_Task_
Check each line of the listing for the word "name" and give only the number of lines that have it.
----
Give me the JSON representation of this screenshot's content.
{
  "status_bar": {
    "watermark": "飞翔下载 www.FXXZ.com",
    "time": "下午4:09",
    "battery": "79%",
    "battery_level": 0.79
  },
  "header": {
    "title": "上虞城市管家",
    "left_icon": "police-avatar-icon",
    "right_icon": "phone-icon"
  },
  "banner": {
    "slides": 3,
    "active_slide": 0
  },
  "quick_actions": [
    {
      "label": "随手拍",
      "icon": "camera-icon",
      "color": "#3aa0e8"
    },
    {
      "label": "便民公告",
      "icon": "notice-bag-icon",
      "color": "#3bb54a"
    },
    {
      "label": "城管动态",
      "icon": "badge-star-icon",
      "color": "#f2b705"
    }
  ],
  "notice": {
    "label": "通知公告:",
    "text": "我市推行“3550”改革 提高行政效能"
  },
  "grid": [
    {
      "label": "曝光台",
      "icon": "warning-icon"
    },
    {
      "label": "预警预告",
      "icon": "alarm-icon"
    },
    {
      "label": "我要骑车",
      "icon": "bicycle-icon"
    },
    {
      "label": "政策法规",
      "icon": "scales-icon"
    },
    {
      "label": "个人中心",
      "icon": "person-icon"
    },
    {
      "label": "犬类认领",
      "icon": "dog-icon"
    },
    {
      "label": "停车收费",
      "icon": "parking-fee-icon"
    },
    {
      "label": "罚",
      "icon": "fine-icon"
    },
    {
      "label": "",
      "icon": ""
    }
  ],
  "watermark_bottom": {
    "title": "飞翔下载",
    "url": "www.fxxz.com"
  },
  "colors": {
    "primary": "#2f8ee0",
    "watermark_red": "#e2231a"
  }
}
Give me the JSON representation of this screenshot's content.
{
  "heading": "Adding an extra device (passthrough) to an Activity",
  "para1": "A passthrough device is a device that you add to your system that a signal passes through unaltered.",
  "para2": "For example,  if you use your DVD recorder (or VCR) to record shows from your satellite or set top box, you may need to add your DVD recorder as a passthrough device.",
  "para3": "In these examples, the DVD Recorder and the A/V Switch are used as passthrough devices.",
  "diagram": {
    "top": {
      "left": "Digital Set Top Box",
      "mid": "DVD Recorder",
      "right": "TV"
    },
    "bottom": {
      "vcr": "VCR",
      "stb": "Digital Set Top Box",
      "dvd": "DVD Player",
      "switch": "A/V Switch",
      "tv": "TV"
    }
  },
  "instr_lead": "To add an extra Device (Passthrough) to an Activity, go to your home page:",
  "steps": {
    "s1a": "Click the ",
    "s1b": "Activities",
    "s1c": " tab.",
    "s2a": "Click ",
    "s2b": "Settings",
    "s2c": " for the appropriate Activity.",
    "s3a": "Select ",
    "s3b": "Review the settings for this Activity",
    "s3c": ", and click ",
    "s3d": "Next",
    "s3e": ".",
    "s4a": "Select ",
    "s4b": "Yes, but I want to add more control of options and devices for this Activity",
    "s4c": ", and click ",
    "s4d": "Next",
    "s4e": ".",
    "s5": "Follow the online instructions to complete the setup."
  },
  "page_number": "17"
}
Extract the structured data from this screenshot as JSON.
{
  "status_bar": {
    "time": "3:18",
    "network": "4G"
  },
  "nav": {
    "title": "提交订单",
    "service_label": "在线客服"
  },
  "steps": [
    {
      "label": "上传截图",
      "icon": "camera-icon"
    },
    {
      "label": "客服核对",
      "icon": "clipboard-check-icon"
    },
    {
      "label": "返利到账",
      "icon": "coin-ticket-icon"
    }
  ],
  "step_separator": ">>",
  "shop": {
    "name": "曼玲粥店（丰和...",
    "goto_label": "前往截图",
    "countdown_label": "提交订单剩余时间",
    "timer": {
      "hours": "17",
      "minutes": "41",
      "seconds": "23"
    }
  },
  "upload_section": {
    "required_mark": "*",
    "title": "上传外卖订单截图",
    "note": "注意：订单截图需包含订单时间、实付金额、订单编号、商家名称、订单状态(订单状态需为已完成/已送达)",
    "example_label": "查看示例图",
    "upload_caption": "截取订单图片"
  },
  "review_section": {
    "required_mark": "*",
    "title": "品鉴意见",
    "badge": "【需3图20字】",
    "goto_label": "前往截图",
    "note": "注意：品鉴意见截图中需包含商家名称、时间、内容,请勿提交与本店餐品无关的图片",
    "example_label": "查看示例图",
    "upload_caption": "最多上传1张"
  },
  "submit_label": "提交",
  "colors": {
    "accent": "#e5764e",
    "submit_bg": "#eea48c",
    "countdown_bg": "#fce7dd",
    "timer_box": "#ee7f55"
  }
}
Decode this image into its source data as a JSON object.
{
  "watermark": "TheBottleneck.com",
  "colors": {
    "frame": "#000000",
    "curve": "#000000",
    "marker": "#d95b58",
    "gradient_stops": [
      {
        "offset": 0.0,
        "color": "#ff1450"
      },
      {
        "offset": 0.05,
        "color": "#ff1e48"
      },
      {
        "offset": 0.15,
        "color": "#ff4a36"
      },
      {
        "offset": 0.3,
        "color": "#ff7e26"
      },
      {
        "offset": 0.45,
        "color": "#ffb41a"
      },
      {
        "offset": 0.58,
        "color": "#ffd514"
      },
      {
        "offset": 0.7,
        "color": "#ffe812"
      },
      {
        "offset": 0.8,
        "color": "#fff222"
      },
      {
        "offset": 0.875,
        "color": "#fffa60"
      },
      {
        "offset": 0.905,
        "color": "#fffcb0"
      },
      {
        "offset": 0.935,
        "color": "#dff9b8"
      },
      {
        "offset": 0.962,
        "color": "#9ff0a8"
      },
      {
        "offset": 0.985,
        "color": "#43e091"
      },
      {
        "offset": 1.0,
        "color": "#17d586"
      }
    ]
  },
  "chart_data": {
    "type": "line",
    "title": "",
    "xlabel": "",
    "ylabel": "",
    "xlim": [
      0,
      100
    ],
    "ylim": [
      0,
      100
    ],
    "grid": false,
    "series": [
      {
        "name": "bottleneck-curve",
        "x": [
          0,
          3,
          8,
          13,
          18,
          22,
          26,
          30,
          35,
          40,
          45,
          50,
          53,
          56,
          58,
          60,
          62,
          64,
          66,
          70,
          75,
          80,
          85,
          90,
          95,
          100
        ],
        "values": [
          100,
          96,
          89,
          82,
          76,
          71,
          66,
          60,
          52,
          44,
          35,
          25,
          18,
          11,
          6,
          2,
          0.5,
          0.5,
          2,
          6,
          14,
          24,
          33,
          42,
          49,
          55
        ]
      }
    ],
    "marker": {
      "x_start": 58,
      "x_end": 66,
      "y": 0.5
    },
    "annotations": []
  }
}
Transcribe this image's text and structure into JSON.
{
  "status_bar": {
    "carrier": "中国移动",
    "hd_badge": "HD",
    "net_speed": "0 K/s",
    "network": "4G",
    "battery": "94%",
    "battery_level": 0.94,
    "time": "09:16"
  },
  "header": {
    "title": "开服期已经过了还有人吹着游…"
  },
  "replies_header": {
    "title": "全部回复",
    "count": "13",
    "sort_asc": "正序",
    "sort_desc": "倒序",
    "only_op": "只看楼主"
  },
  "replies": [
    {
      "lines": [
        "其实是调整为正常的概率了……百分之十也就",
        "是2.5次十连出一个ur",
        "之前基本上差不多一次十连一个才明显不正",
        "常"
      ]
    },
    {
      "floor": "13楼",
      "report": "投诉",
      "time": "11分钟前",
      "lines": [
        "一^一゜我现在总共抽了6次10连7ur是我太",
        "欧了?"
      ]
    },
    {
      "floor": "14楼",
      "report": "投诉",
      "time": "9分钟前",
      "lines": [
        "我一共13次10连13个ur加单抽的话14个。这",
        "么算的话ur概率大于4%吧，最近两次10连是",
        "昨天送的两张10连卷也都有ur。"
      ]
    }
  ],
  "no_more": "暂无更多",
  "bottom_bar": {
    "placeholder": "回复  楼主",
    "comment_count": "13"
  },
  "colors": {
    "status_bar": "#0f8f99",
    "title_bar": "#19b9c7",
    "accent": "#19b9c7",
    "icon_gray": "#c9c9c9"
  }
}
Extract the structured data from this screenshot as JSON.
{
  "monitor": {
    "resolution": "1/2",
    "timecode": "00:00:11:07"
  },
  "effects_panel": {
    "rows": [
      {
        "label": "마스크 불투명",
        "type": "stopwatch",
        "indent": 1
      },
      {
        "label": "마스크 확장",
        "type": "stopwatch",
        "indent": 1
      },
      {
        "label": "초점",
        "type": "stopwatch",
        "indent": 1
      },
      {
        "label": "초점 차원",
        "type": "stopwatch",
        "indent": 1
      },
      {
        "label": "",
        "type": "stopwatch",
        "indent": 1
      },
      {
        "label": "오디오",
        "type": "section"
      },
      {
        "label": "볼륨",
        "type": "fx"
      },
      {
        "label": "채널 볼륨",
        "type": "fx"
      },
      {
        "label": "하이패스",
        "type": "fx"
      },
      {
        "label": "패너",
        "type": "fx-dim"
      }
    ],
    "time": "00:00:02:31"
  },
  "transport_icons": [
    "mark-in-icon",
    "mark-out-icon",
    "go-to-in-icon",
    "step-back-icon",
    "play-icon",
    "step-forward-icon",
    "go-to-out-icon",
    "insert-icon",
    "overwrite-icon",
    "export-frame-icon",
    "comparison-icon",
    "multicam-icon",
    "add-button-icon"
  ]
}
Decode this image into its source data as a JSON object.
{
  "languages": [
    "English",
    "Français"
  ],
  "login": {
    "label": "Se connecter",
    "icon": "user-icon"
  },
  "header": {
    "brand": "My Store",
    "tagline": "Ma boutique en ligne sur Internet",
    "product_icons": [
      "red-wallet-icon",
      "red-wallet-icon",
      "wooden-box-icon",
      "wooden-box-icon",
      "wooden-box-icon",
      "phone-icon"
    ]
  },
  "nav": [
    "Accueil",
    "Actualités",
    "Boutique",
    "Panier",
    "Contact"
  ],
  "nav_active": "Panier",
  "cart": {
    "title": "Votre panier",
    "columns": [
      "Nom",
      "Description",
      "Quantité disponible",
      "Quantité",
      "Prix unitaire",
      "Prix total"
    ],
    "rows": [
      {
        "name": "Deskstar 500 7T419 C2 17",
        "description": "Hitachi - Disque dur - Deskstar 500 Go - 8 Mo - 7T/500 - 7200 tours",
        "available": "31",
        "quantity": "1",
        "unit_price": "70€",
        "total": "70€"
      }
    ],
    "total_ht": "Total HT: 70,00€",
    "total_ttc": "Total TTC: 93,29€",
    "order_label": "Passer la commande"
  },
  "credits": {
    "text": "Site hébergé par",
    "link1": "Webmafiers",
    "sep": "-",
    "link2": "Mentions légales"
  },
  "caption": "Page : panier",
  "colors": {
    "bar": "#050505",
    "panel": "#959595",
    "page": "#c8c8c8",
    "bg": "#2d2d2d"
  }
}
----
_Correct response_
3